__Stated exercise__. Only the number is wanted: count the lines that include the word "执着追求".

** Start Given records **

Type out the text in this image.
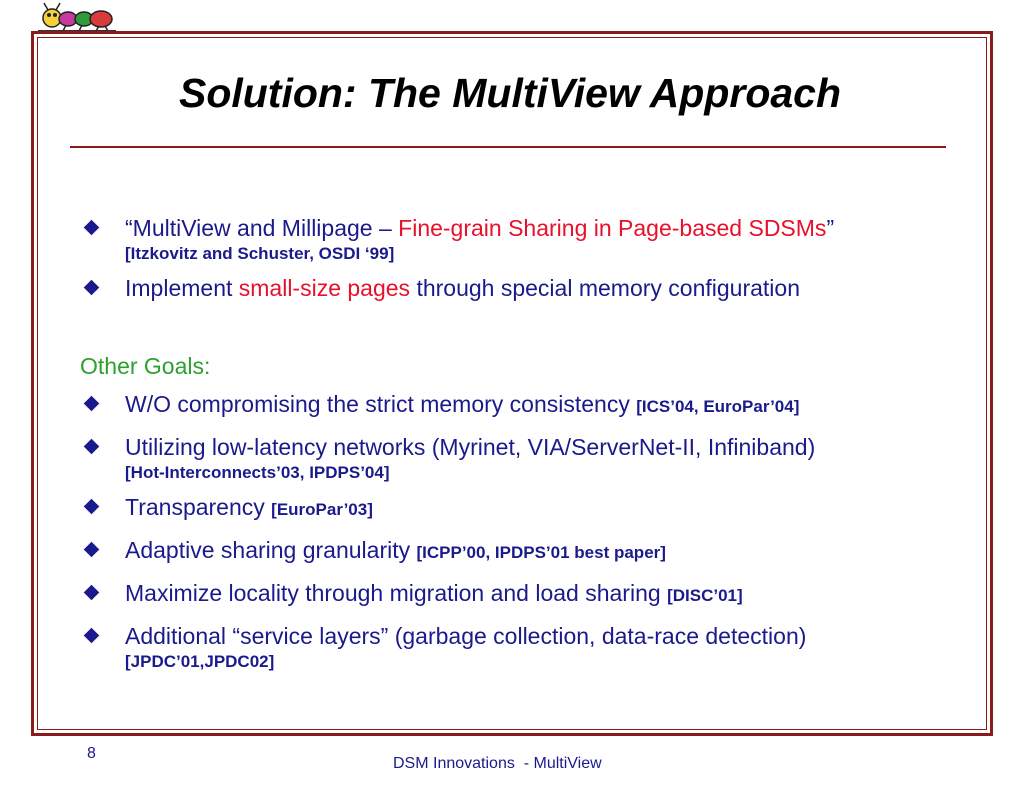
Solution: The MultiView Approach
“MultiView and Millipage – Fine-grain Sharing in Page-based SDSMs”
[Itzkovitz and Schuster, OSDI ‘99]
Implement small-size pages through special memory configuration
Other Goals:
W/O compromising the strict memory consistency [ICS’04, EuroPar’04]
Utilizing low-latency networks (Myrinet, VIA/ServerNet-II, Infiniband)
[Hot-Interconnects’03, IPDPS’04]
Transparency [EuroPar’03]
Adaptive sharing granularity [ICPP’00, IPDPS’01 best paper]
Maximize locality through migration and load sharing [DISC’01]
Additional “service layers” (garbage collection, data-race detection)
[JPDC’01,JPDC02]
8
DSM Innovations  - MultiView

** End Given records **
** Start Given records **

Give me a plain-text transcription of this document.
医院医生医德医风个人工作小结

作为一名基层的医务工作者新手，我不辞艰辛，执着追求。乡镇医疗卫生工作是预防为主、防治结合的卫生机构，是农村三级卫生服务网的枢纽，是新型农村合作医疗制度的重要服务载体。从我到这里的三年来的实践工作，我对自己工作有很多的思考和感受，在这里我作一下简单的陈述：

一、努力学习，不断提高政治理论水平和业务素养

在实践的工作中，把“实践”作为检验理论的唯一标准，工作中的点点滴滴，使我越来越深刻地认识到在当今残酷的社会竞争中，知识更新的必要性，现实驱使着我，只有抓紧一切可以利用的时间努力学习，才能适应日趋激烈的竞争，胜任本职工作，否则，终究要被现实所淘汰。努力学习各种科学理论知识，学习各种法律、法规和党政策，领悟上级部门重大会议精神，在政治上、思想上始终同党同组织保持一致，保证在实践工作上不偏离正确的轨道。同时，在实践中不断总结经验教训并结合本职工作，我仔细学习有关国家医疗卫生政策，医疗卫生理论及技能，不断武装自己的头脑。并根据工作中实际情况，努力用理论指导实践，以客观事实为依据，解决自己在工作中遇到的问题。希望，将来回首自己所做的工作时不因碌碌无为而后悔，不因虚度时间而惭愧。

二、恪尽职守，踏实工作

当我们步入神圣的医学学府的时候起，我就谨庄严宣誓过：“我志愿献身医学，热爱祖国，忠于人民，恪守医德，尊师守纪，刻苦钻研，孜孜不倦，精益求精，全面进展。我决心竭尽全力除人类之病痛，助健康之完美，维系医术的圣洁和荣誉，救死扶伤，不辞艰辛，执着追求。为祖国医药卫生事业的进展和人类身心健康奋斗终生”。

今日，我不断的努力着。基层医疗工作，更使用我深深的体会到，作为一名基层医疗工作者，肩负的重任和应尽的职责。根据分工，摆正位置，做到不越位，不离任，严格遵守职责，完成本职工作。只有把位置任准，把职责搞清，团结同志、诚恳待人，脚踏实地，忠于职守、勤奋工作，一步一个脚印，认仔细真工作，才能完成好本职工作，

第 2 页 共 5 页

** End Given records **

__Full response__. 2